*Exercise objective*:
Write out verbatim the part of the Azure Service Bus text that opens with the words containing "using System;" and closes with "MessageBrokerSettings brokerSettings)".

*Study text*:

• • • • •

My app’s appsettings.json file contains the following values:

“MessageBroker”: {
  “Connection”: “Endpoint=sb://yournamespace.windows.net/;SharedAccessKeyName=email;SharedAccessKey=awesomesecret”,
  “EmailMessageTopic”: “email-message-queue”,
  “HealthCheckConnection”: “Endpoint=sb://yournamespace.windows.net/;SharedAccessKeyName=healthcheck;SharedAccessKey=awesomesecret”,
  “HealthCheckTopic”: “azuretopic”
},
“UseInMemoryMessageBroker”: true,

The MessageBrokersection is being used by MessageBrokerSettings class. azuretopic value is a service name of the topic and is used by the Health-check library.

Azure SB Publisher

The ASB accepts a string as the queue message, therefore we have to serialize a message. I use the JSON format for the serialization. Here is a code of my publisher:

using System.Threading.Tasks;
using Azure.Messaging.ServiceBus;
using Microsoft.Extensions.Logging;
using Newtonsoft.Json;

namespace YourNamespace
{
    public class AzureServiceBusPublisher : BrokerPublisherBase
    {
        private readonly MessageBrokerSettings _config;

        public AzureServiceBusPublisher(MessageBrokerSettings configuration, ILogger<AzureServiceBusPublisher> logger)
            : base(logger)
        {
            _config = configuration;
        }

        protected override async Task PublishInternalAsync<T>(string topicName, T message)
        {
            // create a Service Bus client
            await using var client = new ServiceBusClient(_config.Connection.ToString());

            ServiceBusSender sender = client.CreateSender(topicName);

            // create a message that we can send
            // send the message
            await sender.SendMessageAsync(
                new ServiceBusMessage(JsonConvert.SerializeObject(message)));
        }
    }
}

Please pay attention that the class above uses BrokerPublisherBase as a parent. We create ServiceBusClient for each invocation of the class, and this way is recommended by Microsoft.

Azure SB Consumer

Consuming the SB queue message is not as simple as publishing. We should create a hosted service to consume messages within the background process of the ASP.NET Core app. We will use a BackgroundService provided by .net library. We will setup Callbacks for messages and possible errors, and then we will start an endless loop to make the background service working during the main app execution.

using System;
using System.Threading.Tasks;
using Azure.Messaging.ServiceBus;
using Microsoft.Extensions.DependencyInjection;
using Microsoft.Extensions.Logging;

namespace YourNamespace
{
    public class AzureBrokerEmailConsumerBackService : AzureBusTopicConsumerBase
    {
        public AzureBrokerEmailConsumerBackService(
            ILogger<AzureBrokerEmailConsumerBackService> logger,
            IServiceScopeFactory scopeFactory,
            MessageBrokerSettings brokerSettings)
            : base(
                logger,
                scopeFactory,
                brokerSettings)

• • • • •

*Stored data*:
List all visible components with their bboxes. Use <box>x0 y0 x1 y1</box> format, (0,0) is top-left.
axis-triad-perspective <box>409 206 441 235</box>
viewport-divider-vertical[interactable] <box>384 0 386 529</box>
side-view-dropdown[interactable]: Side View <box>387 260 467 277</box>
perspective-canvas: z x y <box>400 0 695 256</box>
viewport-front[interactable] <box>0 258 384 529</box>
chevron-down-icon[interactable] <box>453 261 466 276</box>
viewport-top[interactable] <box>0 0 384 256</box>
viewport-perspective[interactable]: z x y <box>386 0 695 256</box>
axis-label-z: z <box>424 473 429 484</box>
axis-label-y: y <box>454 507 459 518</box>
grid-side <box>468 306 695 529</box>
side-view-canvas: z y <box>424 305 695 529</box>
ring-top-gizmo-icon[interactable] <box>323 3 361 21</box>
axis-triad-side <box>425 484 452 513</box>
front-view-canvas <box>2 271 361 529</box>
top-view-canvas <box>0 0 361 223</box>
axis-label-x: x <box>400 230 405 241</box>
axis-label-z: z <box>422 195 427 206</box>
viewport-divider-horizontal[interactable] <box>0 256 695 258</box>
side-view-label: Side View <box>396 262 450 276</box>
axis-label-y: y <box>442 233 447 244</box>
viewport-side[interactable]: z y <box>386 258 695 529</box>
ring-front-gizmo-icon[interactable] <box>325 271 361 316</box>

• • • • •

*Response area*:
using System;
using System.Threading.Tasks;
using Azure.Messaging.ServiceBus;
using Microsoft.Extensions.DependencyInjection;
using Microsoft.Extensions.Logging;

namespace YourNamespace
{
    public class AzureBrokerEmailConsumerBackService : AzureBusTopicConsumerBase
    {
        public AzureBrokerEmailConsumerBackService(
            ILogger<AzureBrokerEmailConsumerBackService> logger,
            IServiceScopeFactory scopeFactory,
            MessageBrokerSettings brokerSettings)